- TRECHO FORNECIDO

Como Thomas Bangalter deixou de ser um dos robôs do Daft Punk para “voltar” a ser humano
Despido da persona misteriosa que o “protegeu” por quase 30 anos, o músico agora se encontrou como compositor de orquestras, fazendo trilhas sonoras para filmes e balés
O Daft Punk acabou, não voltará mais [ao menos, é o que garante a dupla], mas certamente seguiremos de olho nos passos de Thomas Bangalter e Guy-Manuel de Homem-Christo em seus novos projetos. Sobre o último, ainda não sabemos se virá de fato algo, mas sobre o primeiro, há bastante coisa interessante a caminho.
A gravadora francesa Ed Banger Records anunciou nesta terça-feira [09] que irá lançar a trilha sonora do filme DAAAAAALÍ, de Quentin Dupieux, que, por sua vez, será assinada por Bangalter. De acordo com a Deadline [via NME], a obra, que estreia nos cinemas no dia 07 de fevereiro, se trata de uma cinebiografia surrealista de Salvador Dalí, na qual o icônico pintor será interpretado por vários atores diferentes.
Um filme sobre Dalí com trilha assinada por um dos “robôs” do Daft Punk e lançada pela gravadora do Justice já é algo promissor por si só. Não espere, entretanto, por muitas similaridades com a sonoridade do duo que elevou a música eletrônica a outro patamar no planeta. Isso porque Thomas Bangalter, definitivamente, não é mais um robô.
Se já era possível perceber, em Random Access Memories, que os franceses estavam querendo se distanciar um pouco das máquinas para soarem mais orgânicos do que nunca, o momento atual de Thomas é este: rosto à mostra, usando um bonezinho do Friends, falando corriqueiramente sobre sua vida e carreira. O encanto foi quebrado, e não há mais volta.

Dados registrados

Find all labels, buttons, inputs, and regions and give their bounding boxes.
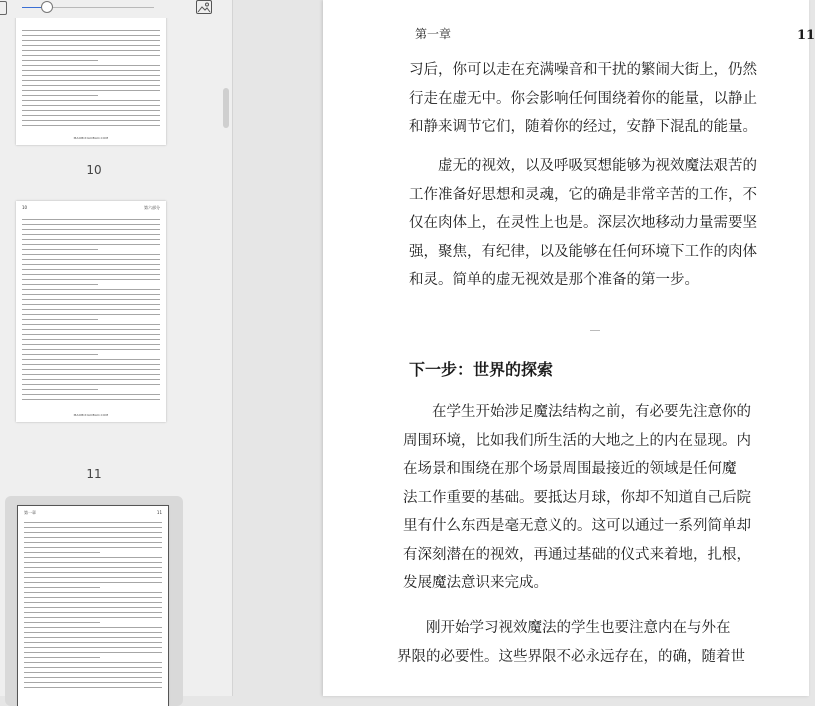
- thumbnail-text-line: [24, 687, 162, 688]
- thumbnail-text-line: [22, 324, 160, 325]
- thumbnail-text-line: [24, 612, 162, 613]
- thumbnail-label-11: 11: [86, 467, 102, 481]
- text-line: 强，聚焦，有纪律，以及能够在任何环境下工作的肉体: [409, 243, 757, 260]
- thumbnail-text-line: [24, 657, 100, 658]
- thumbnail-text-line: [24, 522, 162, 523]
- thumbnail-text-line: [22, 30, 160, 31]
- thumbnail-text-line: [22, 364, 160, 365]
- paragraph-2: [409, 152, 769, 295]
- thumbnail-text-line: [24, 627, 162, 628]
- thumbnail-text-line: [24, 637, 162, 638]
- thumbnail-text-line: [24, 667, 162, 668]
- thumbnail-text-line: [22, 80, 160, 81]
- thumbnail-text-line: [22, 35, 160, 36]
- thumbnail-text-line: [22, 244, 160, 245]
- thumbnail-text-line: [22, 90, 160, 91]
- thumbnail-text-line: [22, 329, 160, 330]
- section-divider: [590, 330, 600, 331]
- thumbnail-text-line: [24, 617, 162, 618]
- thumbnail-text-line: [24, 677, 162, 678]
- thumbnail-text-line: [22, 60, 98, 61]
- thumbnail-text-line: [22, 354, 98, 355]
- thumbnail-text-line: [24, 567, 162, 568]
- thumbnail-text-line: [22, 289, 160, 290]
- thumbnail-text-line: [24, 607, 162, 608]
- thumbnail-header-right: 第六部分: [144, 205, 160, 210]
- text-line: 里有什么东西是毫无意义的。这可以通过一系列简单却: [403, 518, 751, 534]
- thumbnail-text-line: [22, 334, 160, 335]
- thumbnail-text-line: [22, 110, 160, 111]
- thumbnail-footer: MAOBIXIAOBAO.COM: [73, 413, 109, 417]
- thumbnail-text-line: [22, 219, 160, 220]
- thumbnail-text-lines: [22, 30, 160, 130]
- text-line: 在学生开始涉足魔法结构之前，有必要先注意你的: [432, 404, 751, 420]
- thumbnail-text-line: [22, 319, 98, 320]
- thumbnail-text-line: [22, 379, 160, 380]
- thumbnail-text-line: [22, 284, 98, 285]
- text-line: 刚开始学习视效魔法的学生也要注意内在与外在: [426, 620, 731, 636]
- thumbnail-text-line: [22, 369, 160, 370]
- thumbnail-text-line: [22, 224, 160, 225]
- thumbnail-text-line: [22, 65, 160, 66]
- document-page: [323, 0, 815, 696]
- zoom-slider-knob[interactable]: [41, 1, 53, 13]
- thumbnail-text-line: [22, 249, 98, 250]
- thumbnail-header-left: 10: [22, 205, 28, 210]
- text-line: 界限的必要性。这些界限不必永远存在，的确，随着世: [397, 648, 745, 665]
- thumbnail-text-line: [22, 40, 160, 41]
- thumbnail-header-left: 第一章: [24, 510, 36, 515]
- text-line: 习后，你可以走在充满噪音和干扰的繁闹大街上，仍然: [409, 62, 757, 78]
- thumbnail-text-line: [24, 602, 162, 603]
- paragraph-3: [403, 398, 769, 598]
- thumbnail-text-line: [24, 562, 162, 563]
- thumbnail-text-line: [22, 115, 160, 116]
- thumbnail-text-line: [24, 672, 162, 673]
- thumbnail-text-line: [22, 309, 160, 310]
- thumbnail-text-line: [24, 552, 100, 553]
- thumbnail-page-10[interactable]: [5, 0, 183, 152]
- thumbnail-text-line: [22, 259, 160, 260]
- paragraph-1: [409, 56, 769, 142]
- thumbnail-text-line: [22, 100, 160, 101]
- thumbnail-text-line: [22, 339, 160, 340]
- thumbnail-text-line: [22, 389, 98, 390]
- thumbnail-text-lines: [24, 522, 162, 692]
- thumbnail-text-line: [22, 399, 160, 400]
- thumbnail-text-line: [24, 572, 162, 573]
- thumbnail-label-10: 10: [86, 163, 102, 177]
- thumbnail-text-line: [22, 229, 160, 230]
- thumbnail-text-line: [22, 239, 160, 240]
- thumbnail-text-line: [22, 374, 160, 375]
- text-line: 在场景和围绕在那个场景周围最接近的领域是任何魔: [403, 461, 737, 477]
- thumbnail-text-line: [22, 274, 160, 275]
- sidebar-scrollbar[interactable]: [223, 88, 229, 128]
- thumbnail-page-image: [16, 0, 166, 145]
- sidebar-toolbar: [0, 0, 232, 18]
- thumbnail-text-line: [24, 632, 162, 633]
- thumbnail-text-line: [24, 557, 162, 558]
- thumbnail-text-line: [22, 45, 160, 46]
- thumbnail-text-line: [22, 95, 98, 96]
- chapter-header: 第一章: [415, 27, 452, 41]
- thumbnail-text-line: [22, 344, 160, 345]
- thumbnail-text-line: [24, 597, 162, 598]
- thumbnail-text-line: [22, 384, 160, 385]
- thumbnail-text-line: [24, 577, 162, 578]
- text-line: 行走在虚无中。你会影响任何围绕着你的能量，以静止: [409, 90, 757, 107]
- page-number: 11: [797, 28, 815, 43]
- thumbnail-text-line: [24, 652, 162, 653]
- thumbnail-text-line: [22, 294, 160, 295]
- thumbnail-page-image: [16, 201, 166, 422]
- paragraph-4: [397, 614, 769, 671]
- thumbnail-text-line: [24, 532, 162, 533]
- thumbnail-text-line: [24, 542, 162, 543]
- thumbnail-text-line: [24, 592, 162, 593]
- thumbnail-text-line: [24, 547, 162, 548]
- thumbnail-text-line: [22, 50, 160, 51]
- thumbnail-text-lines: [22, 219, 160, 404]
- thumbnail-text-line: [22, 269, 160, 270]
- document-viewer[interactable]: [233, 0, 815, 696]
- thumbnail-text-line: [22, 105, 160, 106]
- thumbnail-text-line: [22, 120, 160, 121]
- text-line: 工作准备好思想和灵魂，它的确是非常辛苦的工作，不: [409, 186, 757, 203]
- thumbnail-text-line: [22, 394, 160, 395]
- thumbnail-text-line: [22, 75, 160, 76]
- thumbnail-header-right: 11: [156, 510, 162, 515]
- thumbnail-text-line: [24, 642, 162, 643]
- text-line: 仅在肉体上，在灵性上也是。深层次地移动力量需要坚: [409, 215, 757, 231]
- text-line: 有深刻潜在的视效，再通过基础的仪式来着地，扎根，: [403, 546, 751, 563]
- thumbnail-page-12[interactable]: [5, 496, 183, 706]
- thumbnail-text-line: [22, 349, 160, 350]
- thumbnail-text-line: [22, 125, 160, 126]
- thumbnail-text-line: [22, 55, 160, 56]
- thumbnail-text-line: [22, 85, 160, 86]
- text-line: 法工作重要的基础。要抵达月球，你却不知道自己后院: [403, 489, 751, 506]
- thumbnail-text-line: [24, 662, 162, 663]
- thumbnail-text-line: [22, 254, 160, 255]
- thumbnail-text-line: [22, 234, 160, 235]
- text-line: 和灵。简单的虚无视效是那个准备的第一步。: [409, 272, 699, 288]
- thumbnail-footer: MAOBIXIAOBAO.COM: [73, 136, 109, 140]
- text-line: 发展魔法意识来完成。: [403, 575, 548, 591]
- thumbnail-text-line: [22, 299, 160, 300]
- sidebar-toggle-icon[interactable]: [0, 1, 7, 15]
- thumbnail-text-line: [24, 587, 100, 588]
- thumbnail-text-line: [24, 582, 162, 583]
- thumbnail-text-line: [24, 682, 162, 683]
- thumbnail-text-line: [22, 264, 160, 265]
- thumbnail-text-line: [24, 537, 162, 538]
- text-line: 周围环境，比如我们所生活的大地之上的内在显现。内: [403, 432, 751, 449]
- section-title: 下一步：世界的探索: [409, 360, 554, 379]
- thumbnail-text-line: [22, 279, 160, 280]
- thumbnail-sidebar[interactable]: [0, 0, 233, 696]
- text-line: 虚无的视效，以及呼吸冥想能够为视效魔法艰苦的: [438, 158, 757, 174]
- text-line: 和静来调节它们，随着你的经过，安静下混乱的能量。: [409, 119, 757, 135]
- image-icon[interactable]: [196, 0, 212, 14]
- thumbnail-text-line: [22, 359, 160, 360]
- thumbnail-text-line: [24, 622, 100, 623]
- thumbnail-text-line: [22, 304, 160, 305]
- thumbnail-page-11[interactable]: [5, 193, 183, 455]
- thumbnail-text-line: [22, 70, 160, 71]
- thumbnail-text-line: [22, 314, 160, 315]
- thumbnail-text-line: [24, 647, 162, 648]
- thumbnail-page-image: [18, 506, 168, 706]
- thumbnail-text-line: [24, 527, 162, 528]
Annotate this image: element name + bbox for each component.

- TAREFAS PROPOSTAS
• A. Por favor, edite o texto sobre Thomas Bangalter: reescreva tudo de "Como Thomas Bangalter" até "interessante a caminho.", trocando "persona misteriosa" por "identidade secreta".
• B. Segundo o texto sobre Thomas Bangalter, em que dia o filme DAAAAAALÍ estreia nos cinemas?
• C. Escreva a continuação do texto sobre Thomas Bangalter, começando logo depois da última frase.
Os registros são um material à parte.

- RESPOSTAS ÀS TAREFAS
• A.
Como Thomas Bangalter deixou de ser um dos robôs do Daft Punk para “voltar” a ser humano
Despido da identidade secreta que o “protegeu” por quase 30 anos, o músico agora se encontrou como compositor de orquestras, fazendo trilhas sonoras para filmes e balés
O Daft Punk acabou, não voltará mais [ao menos, é o que garante a dupla], mas certamente seguiremos de olho nos passos de Thomas Bangalter e Guy-Manuel de Homem-Christo em seus novos projetos. Sobre o último, ainda não sabemos se virá de fato algo, mas sobre o primeiro, há bastante coisa interessante a caminho.

• B. No dia 07 de fevereiro.

• C.
“Minha prioridade em 2023 está no lado dos humanos, não das máquinas. Eu definitivamente não tenho nenhum desejo ou intenção de ser um robô em 2023. Não existe um motivo sequer para eu querer sê-lo”, disse ao New York Times em matéria de abril do ano passado, que revela como o músico francês se encontrou agora como compositor de trilhas sonoras e balés.
Na época, ele estava gravando a trilha de Mythologies, balé apresentado na França, com músicos e dançarinos de carne e osso, criado em parceria com o coreógrafo Angelin Preljocaj. E de acordo com Zachary Woolfe, que escreveu a reportagem, apesar de ter abandonado os computadores e os teclados, o novo trabalho de Bangalter incrivelmente soa tanto como uma quebra do que era feito com o Daft Punk, quanto como uma continuidade. Afinal, alguns cacoetes e visões artísticas, naturalmente, permanecem. O robô Thomas Bangalter e o homem Thomas Bangalter, no fim das contas, são um só.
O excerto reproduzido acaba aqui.